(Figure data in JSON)
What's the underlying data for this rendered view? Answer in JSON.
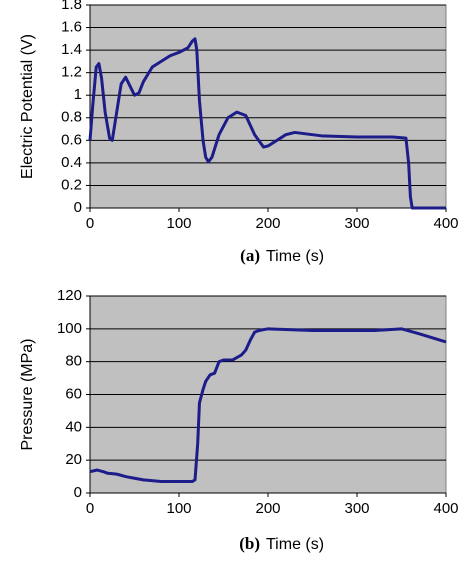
{
  "chart_data": [
    {
      "type": "line",
      "panel": "(a)",
      "xlabel": "Time (s)",
      "ylabel": "Electric Potential (V)",
      "xlim": [
        0,
        400
      ],
      "xticks": [
        0,
        100,
        200,
        300,
        400
      ],
      "ylim": [
        0,
        1.8
      ],
      "yticks": [
        0,
        0.2,
        0.4,
        0.6,
        0.8,
        1,
        1.2,
        1.4,
        1.6,
        1.8
      ],
      "grid": true,
      "series": [
        {
          "color": "#1c1c8a",
          "x": [
            0,
            3,
            7,
            10,
            13,
            17,
            22,
            25,
            30,
            35,
            40,
            45,
            50,
            55,
            60,
            70,
            80,
            90,
            100,
            110,
            115,
            118,
            120,
            123,
            127,
            130,
            133,
            137,
            145,
            155,
            165,
            175,
            185,
            195,
            200,
            210,
            220,
            230,
            240,
            260,
            300,
            340,
            355,
            358,
            360,
            362,
            400
          ],
          "values": [
            0.6,
            0.9,
            1.25,
            1.28,
            1.15,
            0.85,
            0.62,
            0.6,
            0.85,
            1.1,
            1.16,
            1.08,
            1.0,
            1.02,
            1.12,
            1.25,
            1.3,
            1.35,
            1.38,
            1.42,
            1.48,
            1.5,
            1.4,
            0.95,
            0.6,
            0.45,
            0.41,
            0.45,
            0.65,
            0.8,
            0.85,
            0.82,
            0.65,
            0.54,
            0.55,
            0.6,
            0.65,
            0.67,
            0.66,
            0.64,
            0.63,
            0.63,
            0.62,
            0.4,
            0.1,
            0,
            0
          ]
        }
      ]
    },
    {
      "type": "line",
      "panel": "(b)",
      "xlabel": "Time (s)",
      "ylabel": "Pressure (MPa)",
      "xlim": [
        0,
        400
      ],
      "xticks": [
        0,
        100,
        200,
        300,
        400
      ],
      "ylim": [
        0,
        120
      ],
      "yticks": [
        0,
        20,
        40,
        60,
        80,
        100,
        120
      ],
      "grid": true,
      "series": [
        {
          "color": "#1c1c8a",
          "x": [
            0,
            8,
            15,
            20,
            30,
            40,
            50,
            60,
            80,
            100,
            115,
            118,
            121,
            123,
            127,
            130,
            135,
            140,
            145,
            150,
            160,
            170,
            175,
            180,
            185,
            190,
            200,
            250,
            300,
            320,
            350,
            370,
            400
          ],
          "values": [
            13,
            14,
            13,
            12,
            11.5,
            10,
            9,
            8,
            7,
            7,
            7,
            8,
            30,
            55,
            63,
            68,
            72,
            73,
            80,
            81,
            81,
            84,
            87,
            93,
            98,
            99,
            100,
            99,
            99,
            99,
            100,
            97,
            92
          ]
        }
      ]
    }
  ]
}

WHAT YOU SHOULD DO
Print every record above exactly as written, leaving out the pictures.

EXERCISE SOLUTION
What's the underlying data for this rendered view? Answer in JSON.
{
  "chart_data": [
    {
      "type": "line",
      "panel": "(a)",
      "xlabel": "Time (s)",
      "ylabel": "Electric Potential (V)",
      "xlim": [
        0,
        400
      ],
      "xticks": [
        0,
        100,
        200,
        300,
        400
      ],
      "ylim": [
        0,
        1.8
      ],
      "yticks": [
        0,
        0.2,
        0.4,
        0.6,
        0.8,
        1,
        1.2,
        1.4,
        1.6,
        1.8
      ],
      "grid": true,
      "series": [
        {
          "color": "#1c1c8a",
          "x": [
            0,
            3,
            7,
            10,
            13,
            17,
            22,
            25,
            30,
            35,
            40,
            45,
            50,
            55,
            60,
            70,
            80,
            90,
            100,
            110,
            115,
            118,
            120,
            123,
            127,
            130,
            133,
            137,
            145,
            155,
            165,
            175,
            185,
            195,
            200,
            210,
            220,
            230,
            240,
            260,
            300,
            340,
            355,
            358,
            360,
            362,
            400
          ],
          "values": [
            0.6,
            0.9,
            1.25,
            1.28,
            1.15,
            0.85,
            0.62,
            0.6,
            0.85,
            1.1,
            1.16,
            1.08,
            1.0,
            1.02,
            1.12,
            1.25,
            1.3,
            1.35,
            1.38,
            1.42,
            1.48,
            1.5,
            1.4,
            0.95,
            0.6,
            0.45,
            0.41,
            0.45,
            0.65,
            0.8,
            0.85,
            0.82,
            0.65,
            0.54,
            0.55,
            0.6,
            0.65,
            0.67,
            0.66,
            0.64,
            0.63,
            0.63,
            0.62,
            0.4,
            0.1,
            0,
            0
          ]
        }
      ]
    },
    {
      "type": "line",
      "panel": "(b)",
      "xlabel": "Time (s)",
      "ylabel": "Pressure (MPa)",
      "xlim": [
        0,
        400
      ],
      "xticks": [
        0,
        100,
        200,
        300,
        400
      ],
      "ylim": [
        0,
        120
      ],
      "yticks": [
        0,
        20,
        40,
        60,
        80,
        100,
        120
      ],
      "grid": true,
      "series": [
        {
          "color": "#1c1c8a",
          "x": [
            0,
            8,
            15,
            20,
            30,
            40,
            50,
            60,
            80,
            100,
            115,
            118,
            121,
            123,
            127,
            130,
            135,
            140,
            145,
            150,
            160,
            170,
            175,
            180,
            185,
            190,
            200,
            250,
            300,
            320,
            350,
            370,
            400
          ],
          "values": [
            13,
            14,
            13,
            12,
            11.5,
            10,
            9,
            8,
            7,
            7,
            7,
            8,
            30,
            55,
            63,
            68,
            72,
            73,
            80,
            81,
            81,
            84,
            87,
            93,
            98,
            99,
            100,
            99,
            99,
            99,
            100,
            97,
            92
          ]
        }
      ]
    }
  ]
}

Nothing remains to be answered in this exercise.